→ **Exercise brief**: Return every line of the data below that includes the string "ملاحظات".

→ **Input for this task**:
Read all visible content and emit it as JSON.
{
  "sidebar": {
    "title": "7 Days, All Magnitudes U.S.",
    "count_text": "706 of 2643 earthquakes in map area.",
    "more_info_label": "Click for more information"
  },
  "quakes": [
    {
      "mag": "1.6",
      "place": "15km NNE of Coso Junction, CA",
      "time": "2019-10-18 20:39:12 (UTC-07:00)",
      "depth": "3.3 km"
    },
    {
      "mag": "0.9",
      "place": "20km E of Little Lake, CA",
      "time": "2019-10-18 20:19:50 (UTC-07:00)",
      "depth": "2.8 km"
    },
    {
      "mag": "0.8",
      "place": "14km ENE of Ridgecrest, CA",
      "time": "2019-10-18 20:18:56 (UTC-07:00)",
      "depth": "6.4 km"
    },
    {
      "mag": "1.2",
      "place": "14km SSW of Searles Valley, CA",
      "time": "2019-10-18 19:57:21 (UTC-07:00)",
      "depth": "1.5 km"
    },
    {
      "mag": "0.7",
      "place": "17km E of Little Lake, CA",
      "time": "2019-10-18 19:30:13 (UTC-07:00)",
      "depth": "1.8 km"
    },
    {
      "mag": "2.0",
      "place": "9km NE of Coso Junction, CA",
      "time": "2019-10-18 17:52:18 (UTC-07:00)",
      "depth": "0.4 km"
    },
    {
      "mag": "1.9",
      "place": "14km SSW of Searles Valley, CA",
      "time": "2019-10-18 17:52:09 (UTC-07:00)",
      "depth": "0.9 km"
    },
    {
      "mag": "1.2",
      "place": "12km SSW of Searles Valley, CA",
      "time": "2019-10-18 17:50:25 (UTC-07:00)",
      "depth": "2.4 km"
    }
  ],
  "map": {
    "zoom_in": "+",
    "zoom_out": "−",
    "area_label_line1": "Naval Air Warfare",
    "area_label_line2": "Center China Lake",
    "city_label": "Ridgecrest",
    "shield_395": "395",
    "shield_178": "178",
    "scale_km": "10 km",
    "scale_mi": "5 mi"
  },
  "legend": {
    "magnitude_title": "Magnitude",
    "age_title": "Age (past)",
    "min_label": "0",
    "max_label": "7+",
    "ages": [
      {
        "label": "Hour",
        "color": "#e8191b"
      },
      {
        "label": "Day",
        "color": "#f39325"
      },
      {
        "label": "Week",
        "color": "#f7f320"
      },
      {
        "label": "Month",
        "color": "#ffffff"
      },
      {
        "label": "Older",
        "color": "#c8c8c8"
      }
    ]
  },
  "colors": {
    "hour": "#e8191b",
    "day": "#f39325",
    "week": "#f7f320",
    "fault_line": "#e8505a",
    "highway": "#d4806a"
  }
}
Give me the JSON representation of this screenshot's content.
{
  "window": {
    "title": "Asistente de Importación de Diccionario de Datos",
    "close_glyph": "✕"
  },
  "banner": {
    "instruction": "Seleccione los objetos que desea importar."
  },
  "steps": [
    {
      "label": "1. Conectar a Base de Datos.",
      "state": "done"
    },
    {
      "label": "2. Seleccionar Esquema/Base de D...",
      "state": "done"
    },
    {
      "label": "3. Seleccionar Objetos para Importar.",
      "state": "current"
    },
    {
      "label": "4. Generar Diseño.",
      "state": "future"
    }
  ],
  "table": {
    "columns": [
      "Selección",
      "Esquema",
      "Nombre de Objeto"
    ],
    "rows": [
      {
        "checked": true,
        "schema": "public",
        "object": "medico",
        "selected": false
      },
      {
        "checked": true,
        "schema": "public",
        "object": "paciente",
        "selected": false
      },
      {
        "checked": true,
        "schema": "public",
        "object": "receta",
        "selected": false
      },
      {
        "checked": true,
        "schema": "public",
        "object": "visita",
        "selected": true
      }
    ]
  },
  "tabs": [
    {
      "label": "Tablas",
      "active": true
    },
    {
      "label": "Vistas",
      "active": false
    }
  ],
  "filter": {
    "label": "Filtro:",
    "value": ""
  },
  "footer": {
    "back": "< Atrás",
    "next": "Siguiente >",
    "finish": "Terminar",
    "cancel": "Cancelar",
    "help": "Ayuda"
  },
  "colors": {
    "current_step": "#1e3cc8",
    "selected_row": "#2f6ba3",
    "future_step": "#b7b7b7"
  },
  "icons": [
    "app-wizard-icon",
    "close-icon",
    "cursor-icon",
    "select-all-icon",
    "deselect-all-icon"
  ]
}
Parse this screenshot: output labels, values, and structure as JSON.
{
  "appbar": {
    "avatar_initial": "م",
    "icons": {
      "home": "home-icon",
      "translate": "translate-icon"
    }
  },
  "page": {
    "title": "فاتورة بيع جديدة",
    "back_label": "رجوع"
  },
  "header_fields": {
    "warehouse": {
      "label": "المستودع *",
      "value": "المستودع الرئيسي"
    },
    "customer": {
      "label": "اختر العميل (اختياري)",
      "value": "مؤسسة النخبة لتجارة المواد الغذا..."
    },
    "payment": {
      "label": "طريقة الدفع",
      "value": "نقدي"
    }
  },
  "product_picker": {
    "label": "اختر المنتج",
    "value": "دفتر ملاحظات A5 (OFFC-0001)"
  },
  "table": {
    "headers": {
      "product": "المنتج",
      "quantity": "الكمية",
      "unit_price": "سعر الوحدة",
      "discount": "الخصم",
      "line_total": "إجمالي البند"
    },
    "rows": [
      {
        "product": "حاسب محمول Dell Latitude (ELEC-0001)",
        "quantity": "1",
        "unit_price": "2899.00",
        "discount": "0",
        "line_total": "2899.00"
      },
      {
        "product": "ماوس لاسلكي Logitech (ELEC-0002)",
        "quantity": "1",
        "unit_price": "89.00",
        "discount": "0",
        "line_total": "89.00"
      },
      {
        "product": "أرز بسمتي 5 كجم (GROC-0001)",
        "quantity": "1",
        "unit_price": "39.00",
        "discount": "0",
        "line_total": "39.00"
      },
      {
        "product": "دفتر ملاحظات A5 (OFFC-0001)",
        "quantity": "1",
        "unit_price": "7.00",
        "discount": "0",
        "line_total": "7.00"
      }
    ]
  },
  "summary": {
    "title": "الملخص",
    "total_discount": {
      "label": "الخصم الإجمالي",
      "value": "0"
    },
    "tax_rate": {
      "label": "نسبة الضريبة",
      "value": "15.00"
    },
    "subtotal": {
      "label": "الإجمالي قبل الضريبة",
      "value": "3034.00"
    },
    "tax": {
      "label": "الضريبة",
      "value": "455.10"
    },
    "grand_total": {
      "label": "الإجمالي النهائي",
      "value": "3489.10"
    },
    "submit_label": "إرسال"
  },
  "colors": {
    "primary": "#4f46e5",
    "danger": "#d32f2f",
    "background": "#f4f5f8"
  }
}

→ **Solution for this task**:
    "value": "دفتر ملاحظات A5 (OFFC-0001)"
        "product": "دفتر ملاحظات A5 (OFFC-0001)",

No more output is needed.